___ DATASET RECORDS
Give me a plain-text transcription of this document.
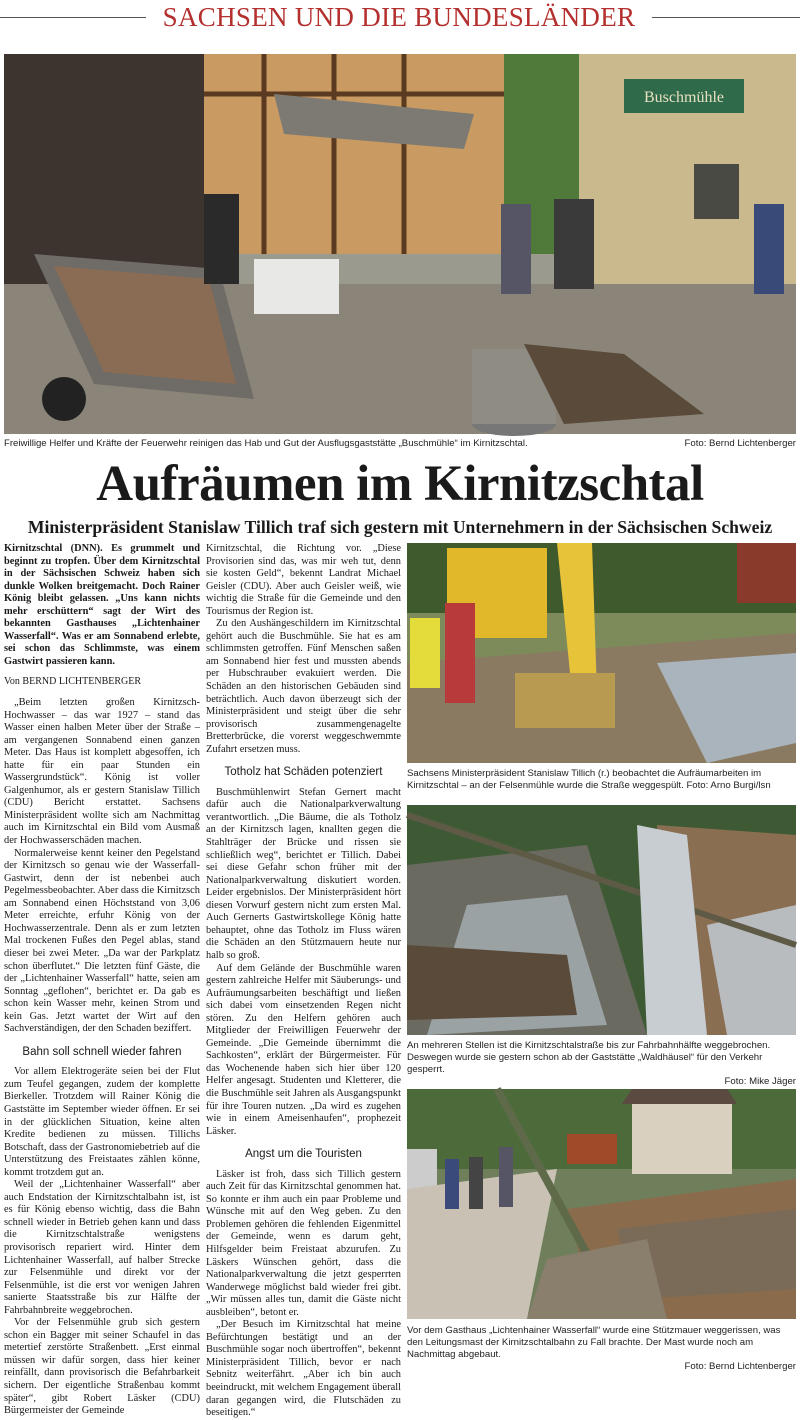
SACHSEN UND DIE BUNDESLÄNDER
Buschmühle
Freiwillige Helfer und Kräfte der Feuerwehr reinigen das Hab und Gut der Ausflugsgaststätte „Buschmühle“ im Kirnitzschtal.	Foto: Bernd Lichtenberger
Aufräumen im Kirnitzschtal
Ministerpräsident Stanislaw Tillich traf sich gestern mit Unternehmern in der Sächsischen Schweiz

Kirnitzschtal (DNN). Es grummelt und beginnt zu tropfen. Über dem Kirnitzschtal in der Sächsischen Schweiz haben sich dunkle Wolken breitgemacht. Doch Rainer König bleibt gelassen. „Uns kann nichts mehr erschüttern“ sagt der Wirt des bekannten Gasthauses „Lichtenhainer Wasserfall“. Was er am Sonnabend erlebte, sei schon das Schlimmste, was einem Gastwirt passieren kann.

Von BERND LICHTENBERGER

„Beim letzten großen Kirnitzsch-Hochwasser – das war 1927 – stand das Wasser einen halben Meter über der Straße – am vergangenen Sonnabend einen ganzen Meter. Das Haus ist komplett abgesoffen, ich hatte für ein paar Stunden ein Wassergrundstück“. König ist voller Galgenhumor, als er gestern Stanislaw Tillich (CDU) Bericht erstattet. Sachsens Ministerpräsident wollte sich am Nachmittag auch im Kirnitzschtal ein Bild vom Ausmaß der Hochwasserschäden machen.

Normalerweise kennt keiner den Pegelstand der Kirnitzsch so genau wie der Wasserfall-Gastwirt, denn der ist nebenbei auch Pegelmessbeobachter. Aber dass die Kirnitzsch am Sonnabend einen Höchststand von 3,06 Meter erreichte, erfuhr König von der Hochwasserzentrale. Denn als er zum letzten Mal trockenen Fußes den Pegel ablas, stand dieser bei zwei Meter. „Da war der Parkplatz schon überflutet.“ Die letzten fünf Gäste, die der „Lichtenhainer Wasserfall“ hatte, seien am Sonntag „geflohen“, berichtet er. Da gab es schon kein Wasser mehr, keinen Strom und kein Gas. Jetzt wartet der Wirt auf den Sachverständigen, der den Schaden beziffert.

Bahn soll schnell wieder fahren

Vor allem Elektrogeräte seien bei der Flut zum Teufel gegangen, zudem der komplette Bierkeller. Trotzdem will Rainer König die Gaststätte im September wieder öffnen. Er sei in der glücklichen Situation, keine alten Kredite bedienen zu müssen. Tillichs Botschaft, dass der Gastronomiebetrieb auf die Unterstützung des Freistaates zählen könne, kommt trotzdem gut an.

Weil der „Lichtenhainer Wasserfall“ aber auch Endstation der Kirnitzschtalbahn ist, ist es für König ebenso wichtig, dass die Bahn schnell wieder in Betrieb gehen kann und dass die Kirnitzschtalstraße wenigstens provisorisch repariert wird. Hinter dem Lichtenhainer Wasserfall, auf halber Strecke zur Felsenmühle und direkt vor der Felsenmühle, ist die erst vor wenigen Jahren sanierte Staatsstraße bis zur Hälfte der Fahrbahnbreite weggebrochen.

Vor der Felsenmühle grub sich gestern schon ein Bagger mit seiner Schaufel in das metertief zerstörte Straßenbett. „Erst einmal müssen wir dafür sorgen, dass hier keiner reinfällt, dann provisorisch die Befahrbarkeit sichern. Der eigentliche Straßenbau kommt später“, gibt Robert Läsker (CDU) Bürgermeister der Gemeinde

Kirnitzschtal, die Richtung vor. „Diese Provisorien sind das, was mir weh tut, denn sie kosten Geld“, bekennt Landrat Michael Geisler (CDU). Aber auch Geisler weiß, wie wichtig die Straße für die Gemeinde und den Tourismus der Region ist.

Zu den Aushängeschildern im Kirnitzschtal gehört auch die Buschmühle. Sie hat es am schlimmsten getroffen. Fünf Menschen saßen am Sonnabend hier fest und mussten abends per Hubschrauber evakuiert werden. Die Schäden an den historischen Gebäuden sind beträchtlich. Auch davon überzeugt sich der Ministerpräsident und steigt über die sehr provisorisch zusammengenagelte Bretterbrücke, die vorerst weggeschwemmte Zufahrt ersetzen muss.

Totholz hat Schäden potenziert

Buschmühlenwirt Stefan Gernert macht dafür auch die Nationalparkverwaltung verantwortlich. „Die Bäume, die als Totholz an der Kirnitzsch lagen, knallten gegen die Stahlträger der Brücke und rissen sie schließlich weg“, berichtet er Tillich. Dabei sei diese Gefahr schon früher mit der Nationalparkverwaltung diskutiert worden. Leider ergebnislos. Der Ministerpräsident hört diesen Vorwurf gestern nicht zum ersten Mal. Auch Gernerts Gastwirtskollege König hatte behauptet, ohne das Totholz im Fluss wären die Schäden an den Stützmauern heute nur halb so groß.

Auf dem Gelände der Buschmühle waren gestern zahlreiche Helfer mit Säuberungs- und Aufräumungsarbeiten beschäftigt und ließen sich dabei vom einsetzenden Regen nicht stören. Zu den Helfern gehören auch Mitglieder der Freiwilligen Feuerwehr der Gemeinde. „Die Gemeinde übernimmt die Sachkosten“, erklärt der Bürgermeister. Für das Wochenende haben sich hier über 120 Helfer angesagt. Studenten und Kletterer, die die Buschmühle seit Jahren als Ausgangspunkt für ihre Touren nutzen. „Da wird es zugehen wie in einem Ameisenhaufen“, prophezeit Läsker.

Angst um die Touristen

Läsker ist froh, dass sich Tillich gestern auch Zeit für das Kirnitzschtal genommen hat. So konnte er ihm auch ein paar Probleme und Wünsche mit auf den Weg geben. Zu den Problemen gehören die fehlenden Eigenmittel der Gemeinde, wenn es darum geht, Hilfsgelder beim Freistaat abzurufen. Zu Läskers Wünschen gehört, dass die Nationalparkverwaltung die jetzt gesperrten Wanderwege möglichst bald wieder frei gibt. „Wir müssen alles tun, damit die Gäste nicht ausbleiben“, betont er.

„Der Besuch im Kirnitzschtal hat meine Befürchtungen bestätigt und an der Buschmühle sogar noch übertroffen“, bekennt Ministerpräsident Tillich, bevor er nach Sebnitz weiterfährt. „Aber ich bin auch beeindruckt, mit welchem Engagement überall daran gegangen wird, die Flutschäden zu beseitigen.“

Sachsens Ministerpräsident Stanislaw Tillich (r.) beobachtet die Aufräumarbeiten im Kirnitzschtal – an der Felsenmühle wurde die Straße weggespült. Foto: Arno Burgi/lsn
An mehreren Stellen ist die Kirnitzschtalstraße bis zur Fahrbahnhälfte weggebrochen. Deswegen wurde sie gestern schon ab der Gaststätte „Waldhäusel“ für den Verkehr gesperrt.
Foto: Mike Jäger
Vor dem Gasthaus „Lichtenhainer Wasserfall“ wurde eine Stützmauer weggerissen, was den Leitungsmast der Kirnitzschtalbahn zu Fall brachte. Der Mast wurde noch am Nachmittag abgebaut.
Foto: Bernd Lichtenberger
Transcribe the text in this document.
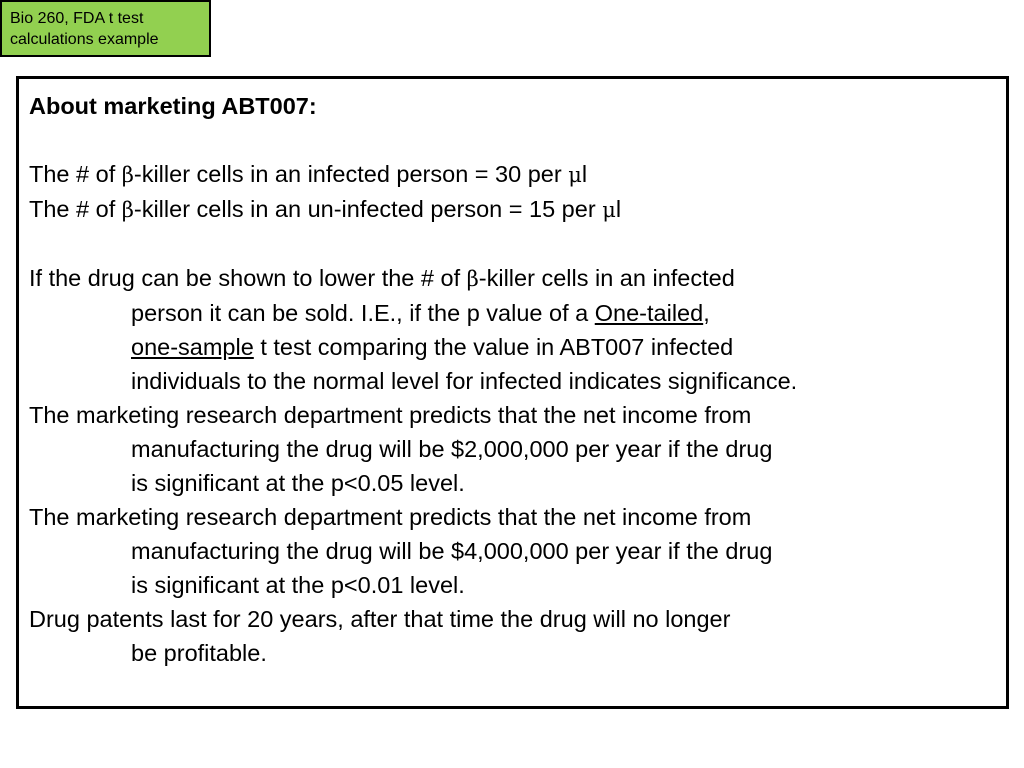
Bio 260, FDA t test
calculations example
About marketing ABT007:
The # of β-killer cells in an infected person = 30 per μl
The # of β-killer cells in an un-infected person = 15 per μl
If the drug can be shown to lower the # of β-killer cells in an infected
person it can be sold. I.E., if the p value of a One-tailed,
one-sample t test comparing the value in ABT007 infected
individuals to the normal level for infected indicates significance.
The marketing research department predicts that the net income from
manufacturing the drug will be $2,000,000 per year if the drug
is significant at the p<0.05 level.
The marketing research department predicts that the net income from
manufacturing the drug will be $4,000,000 per year if the drug
is significant at the p<0.01 level.
Drug patents last for 20 years, after that time the drug will no longer
be profitable.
______
Check each line of the entries for the string "Gemeinde". Copy the lines that have it.

▶ [YOUR RESPONSE]
Vor der Felsenmühle grub sich gestern schon ein Bagger mit seiner Schaufel in das metertief zerstörte Straßenbett. „Erst einmal müssen wir dafür sorgen, dass hier keiner reinfällt, dann provisorisch die Befahrbarkeit sichern. Der eigentliche Straßenbau kommt später“, gibt Robert Läsker (CDU) Bürgermeister der Gemeinde
Kirnitzschtal, die Richtung vor. „Diese Provisorien sind das, was mir weh tut, denn sie kosten Geld“, bekennt Landrat Michael Geisler (CDU). Aber auch Geisler weiß, wie wichtig die Straße für die Gemeinde und den Tourismus der Region ist.
Auf dem Gelände der Buschmühle waren gestern zahlreiche Helfer mit Säuberungs- und Aufräumungsarbeiten beschäftigt und ließen sich dabei vom einsetzenden Regen nicht stören. Zu den Helfern gehören auch Mitglieder der Freiwilligen Feuerwehr der Gemeinde. „Die Gemeinde übernimmt die Sachkosten“, erklärt der Bürgermeister. Für das Wochenende haben sich hier über 120 Helfer angesagt. Studenten und Kletterer, die die Buschmühle seit Jahren als Ausgangspunkt für ihre Touren nutzen. „Da wird es zugehen wie in einem Ameisenhaufen“, prophezeit Läsker.
Läsker ist froh, dass sich Tillich gestern auch Zeit für das Kirnitzschtal genommen hat. So konnte er ihm auch ein paar Probleme und Wünsche mit auf den Weg geben. Zu den Problemen gehören die fehlenden Eigenmittel der Gemeinde, wenn es darum geht, Hilfsgelder beim Freistaat abzurufen. Zu Läskers Wünschen gehört, dass die Nationalparkverwaltung die jetzt gesperrten Wanderwege möglichst bald wieder frei gibt. „Wir müssen alles tun, damit die Gäste nicht ausbleiben“, betont er.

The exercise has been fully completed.